▶ **THE INPUT**
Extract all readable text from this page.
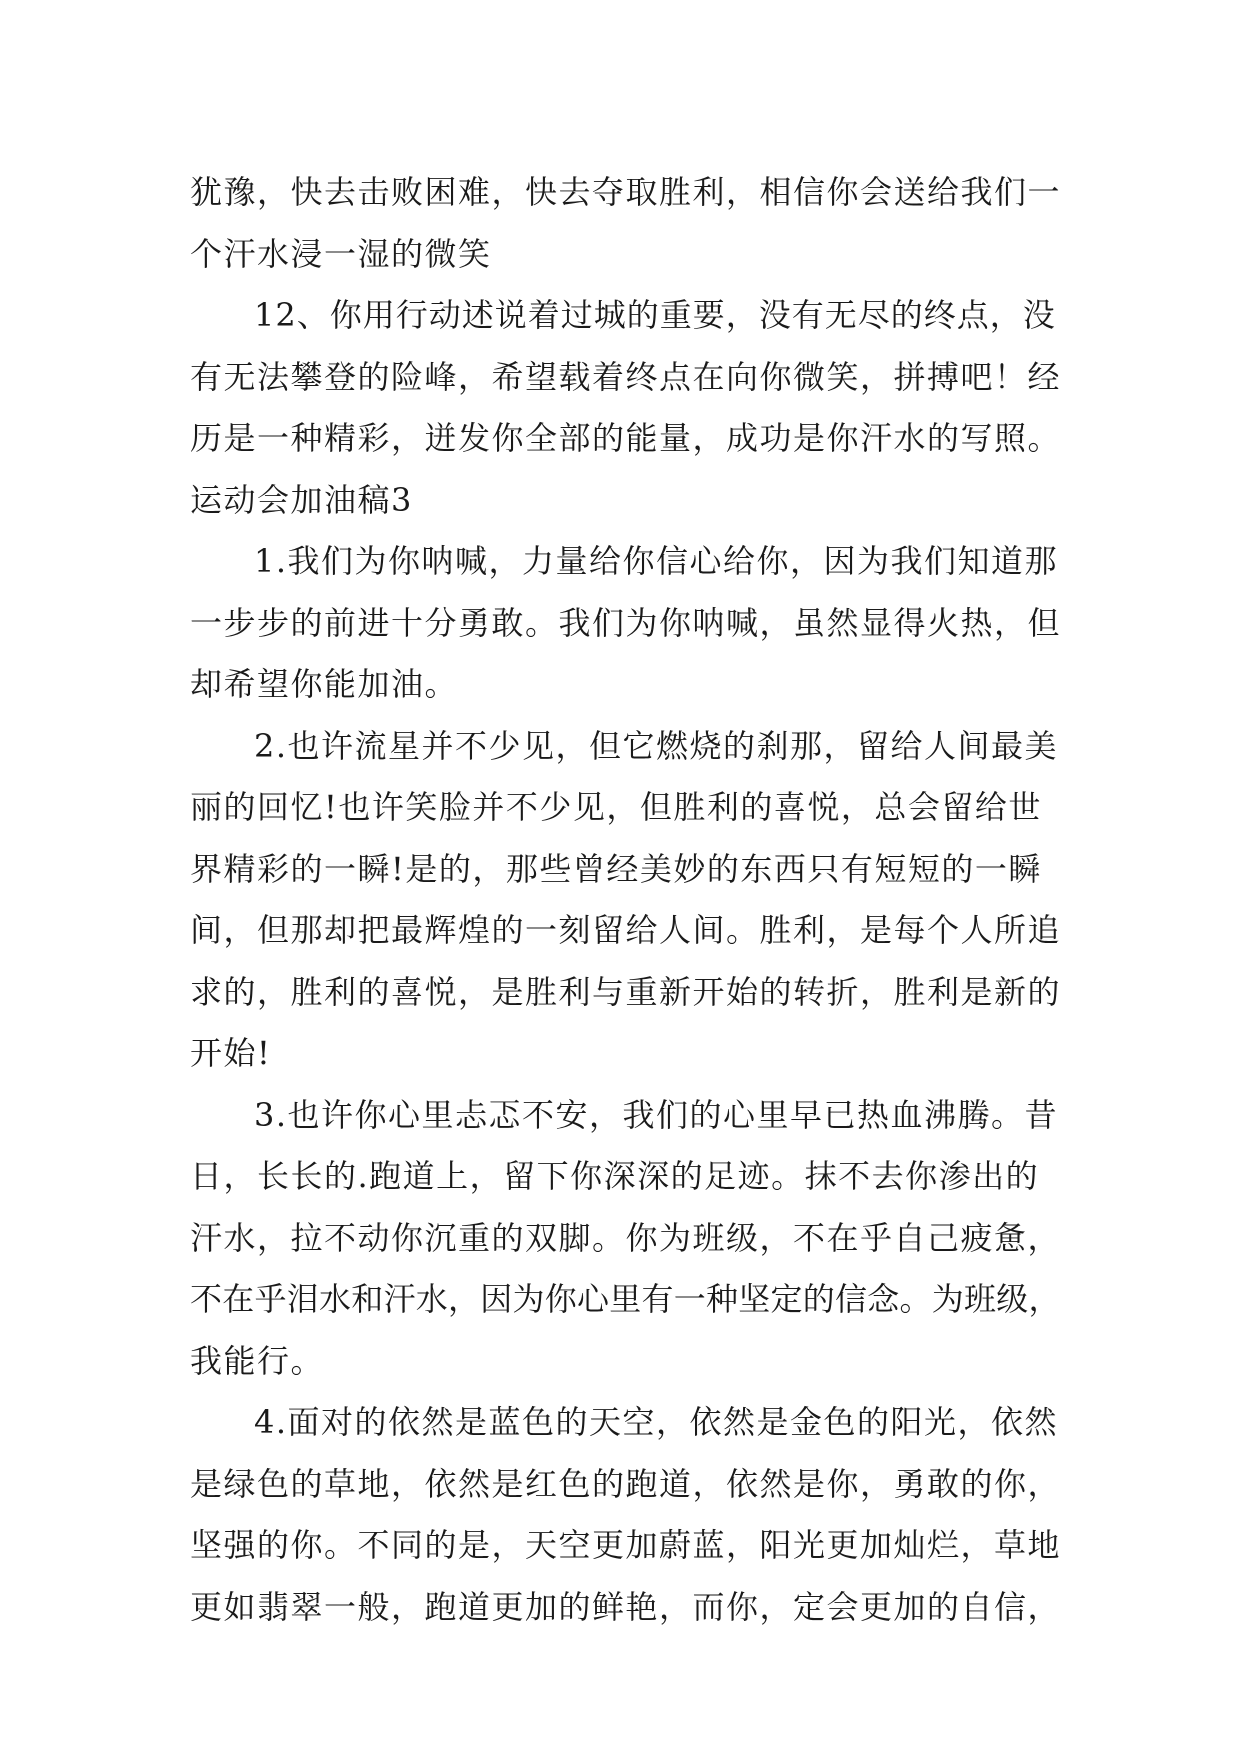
犹豫，快去击败困难，快去夺取胜利，相信你会送给我们一
个汗水浸一湿的微笑
12、你用行动述说着过城的重要，没有无尽的终点，没
有无法攀登的险峰，希望载着终点在向你微笑，拼搏吧！经
历是一种精彩，迸发你全部的能量，成功是你汗水的写照。
运动会加油稿3
1.我们为你呐喊，力量给你信心给你，因为我们知道那
一步步的前进十分勇敢。我们为你呐喊，虽然显得火热，但
却希望你能加油。
2.也许流星并不少见，但它燃烧的刹那，留给人间最美
丽的回忆!也许笑脸并不少见，但胜利的喜悦，总会留给世
界精彩的一瞬!是的，那些曾经美妙的东西只有短短的一瞬
间，但那却把最辉煌的一刻留给人间。胜利，是每个人所追
求的，胜利的喜悦，是胜利与重新开始的转折，胜利是新的
开始!
3.也许你心里忐忑不安，我们的心里早已热血沸腾。昔
日，长长的.跑道上，留下你深深的足迹。抹不去你渗出的
汗水，拉不动你沉重的双脚。你为班级，不在乎自己疲惫，
不在乎泪水和汗水，因为你心里有一种坚定的信念。为班级，
我能行。
4.面对的依然是蓝色的天空，依然是金色的阳光，依然
是绿色的草地，依然是红色的跑道，依然是你，勇敢的你，
坚强的你。不同的是，天空更加蔚蓝，阳光更加灿烂，草地
更如翡翠一般，跑道更加的鲜艳，而你，定会更加的自信，
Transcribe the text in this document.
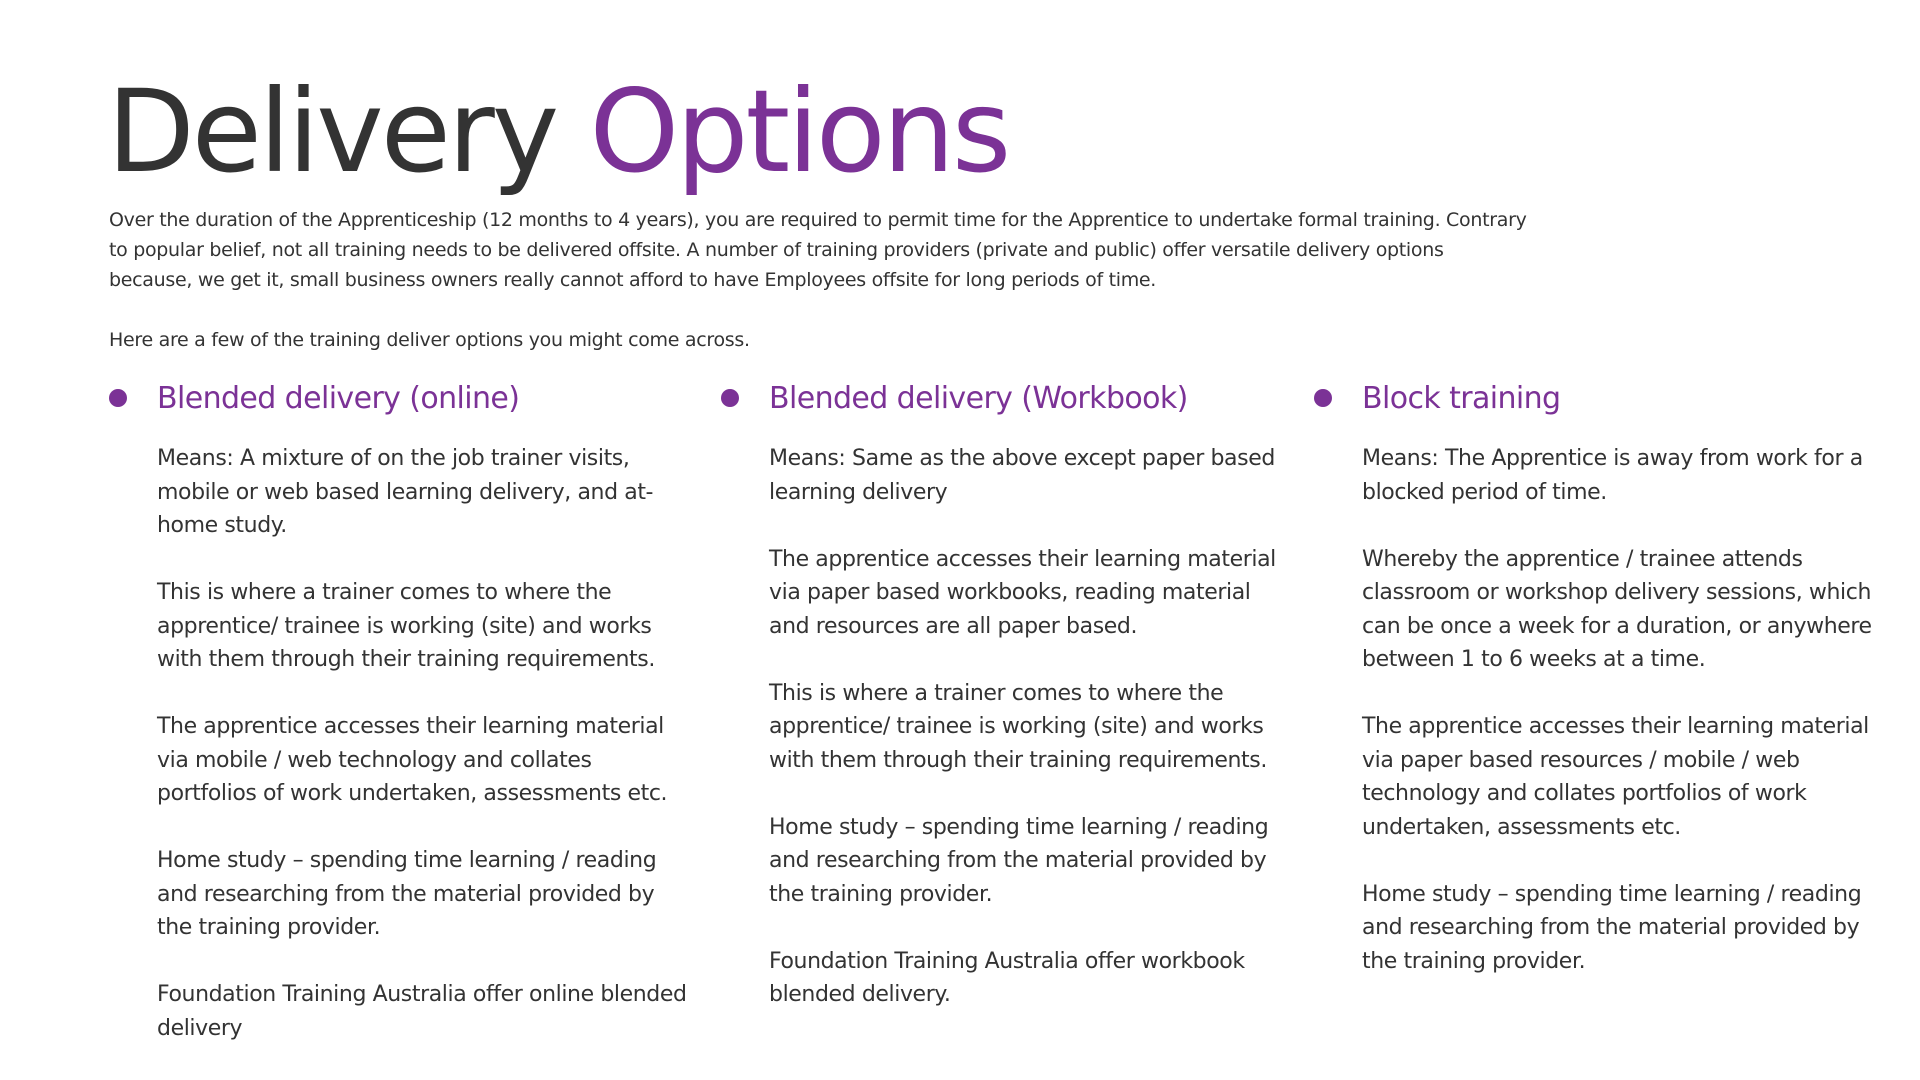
Delivery Options

Over the duration of the Apprenticeship (12 months to 4 years), you are required to permit time for the Apprentice to undertake formal training. Contrary to popular belief, not all training needs to be delivered offsite. A number of training providers (private and public) offer versatile delivery options because, we get it, small business owners really cannot afford to have Employees offsite for long periods of time.

Here are a few of the training deliver options you might come across.

Blended delivery (online)

Means: A mixture of on the job trainer visits, mobile or web based learning delivery, and at-home study.

This is where a trainer comes to where the apprentice/ trainee is working (site) and works with them through their training requirements.

The apprentice accesses their learning material via mobile / web technology and collates portfolios of work undertaken, assessments etc.

Home study – spending time learning / reading and researching from the material provided by the training provider.

Foundation Training Australia offer online blended delivery

Blended delivery (Workbook)

Means: Same as the above except paper based learning delivery

The apprentice accesses their learning material via paper based workbooks, reading material and resources are all paper based.

This is where a trainer comes to where the apprentice/ trainee is working (site) and works with them through their training requirements.

Home study – spending time learning / reading and researching from the material provided by the training provider.

Foundation Training Australia offer workbook blended delivery.

Block training

Means: The Apprentice is away from work for a blocked period of time.

Whereby the apprentice / trainee attends classroom or workshop delivery sessions, which can be once a week for a duration, or anywhere between 1 to 6 weeks at a time.

The apprentice accesses their learning material via paper based resources / mobile / web technology and collates portfolios of work undertaken, assessments etc.

Home study – spending time learning / reading and researching from the material provided by the training provider.
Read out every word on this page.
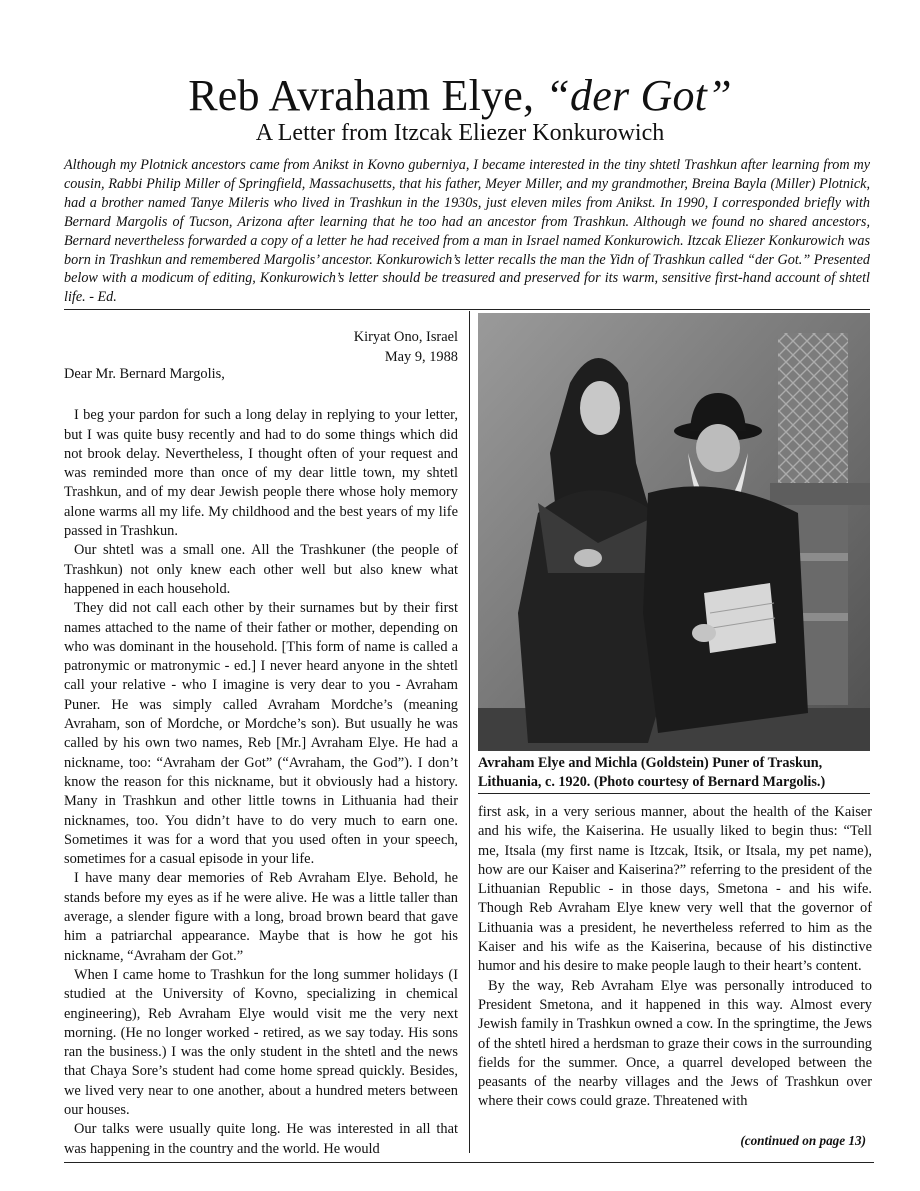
Reb Avraham Elye, “der Got”
A Letter from Itzcak Eliezer Konkurowich

Although my Plotnick ancestors came from Anikst in Kovno guberniya, I became interested in the tiny shtetl Trashkun after learning from my cousin, Rabbi Philip Miller of Springfield, Massachusetts, that his father, Meyer Miller, and my grandmother, Breina Bayla (Miller) Plotnick, had a brother named Tanye Mileris who lived in Trashkun in the 1930s, just eleven miles from Anikst. In 1990, I corresponded briefly with Bernard Margolis of Tucson, Arizona after learning that he too had an ancestor from Trashkun. Although we found no shared ancestors, Bernard nevertheless forwarded a copy of a letter he had received from a man in Israel named Konkurowich. Itzcak Eliezer Konkurowich was born in Trashkun and remembered Margolis’ ancestor. Konkurowich’s letter recalls the man the Yidn of Trashkun called “der Got.” Presented below with a modicum of editing, Konkurowich’s letter should be treasured and preserved for its warm, sensitive first-hand account of shtetl life. - Ed.

Kiryat Ono, Israel

May 9, 1988

Dear Mr. Bernard Margolis,

I beg your pardon for such a long delay in replying to your letter, but I was quite busy recently and had to do some things which did not brook delay. Nevertheless, I thought often of your request and was reminded more than once of my dear little town, my shtetl Trashkun, and of my dear Jewish people there whose holy memory alone warms all my life. My childhood and the best years of my life passed in Trashkun.

Our shtetl was a small one. All the Trashkuner (the people of Trashkun) not only knew each other well but also knew what happened in each household.

They did not call each other by their surnames but by their first names attached to the name of their father or mother, depending on who was dominant in the household. [This form of name is called a patronymic or matronymic - ed.] I never heard anyone in the shtetl call your relative - who I imagine is very dear to you - Avraham Puner. He was simply called Avraham Mordche’s (meaning Avraham, son of Mordche, or Mordche’s son). But usually he was called by his own two names, Reb [Mr.] Avraham Elye. He had a nickname, too: “Avraham der Got” (“Avraham, the God”). I don’t know the reason for this nickname, but it obviously had a history. Many in Trashkun and other little towns in Lithuania had their nicknames, too. You didn’t have to do very much to earn one. Sometimes it was for a word that you used often in your speech, sometimes for a casual episode in your life.

I have many dear memories of Reb Avraham Elye. Behold, he stands before my eyes as if he were alive. He was a little taller than average, a slender figure with a long, broad brown beard that gave him a patriarchal appearance. Maybe that is how he got his nickname, “Avraham der Got.”

When I came home to Trashkun for the long summer holidays (I studied at the University of Kovno, specializing in chemical engineering), Reb Avraham Elye would visit me the very next morning. (He no longer worked - retired, as we say today. His sons ran the business.) I was the only student in the shtetl and the news that Chaya Sore’s student had come home spread quickly. Besides, we lived very near to one another, about a hundred meters between our houses.

Our talks were usually quite long. He was interested in all that was happening in the country and the world. He would

Avraham Elye and Michla (Goldstein) Puner of Traskun, Lithuania, c. 1920. (Photo courtesy of Bernard Margolis.)

first ask, in a very serious manner, about the health of the Kaiser and his wife, the Kaiserina. He usually liked to begin thus: “Tell me, Itsala (my first name is Itzcak, Itsik, or Itsala, my pet name), how are our Kaiser and Kaiserina?” referring to the president of the Lithuanian Republic - in those days, Smetona - and his wife. Though Reb Avraham Elye knew very well that the governor of Lithuania was a president, he nevertheless referred to him as the Kaiser and his wife as the Kaiserina, because of his distinctive humor and his desire to make people laugh to their heart’s content.

By the way, Reb Avraham Elye was personally introduced to President Smetona, and it happened in this way. Almost every Jewish family in Trashkun owned a cow. In the springtime, the Jews of the shtetl hired a herdsman to graze their cows in the surrounding fields for the summer. Once, a quarrel developed between the peasants of the nearby villages and the Jews of Trashkun over where their cows could graze. Threatened with

(continued on page 13)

▶ **WHAT TO WORK ON**
Scan the material above. Copy each line that holds the word "online".

▶ **FINAL RESULT**
Blended delivery (online)
Foundation Training Australia offer online blended delivery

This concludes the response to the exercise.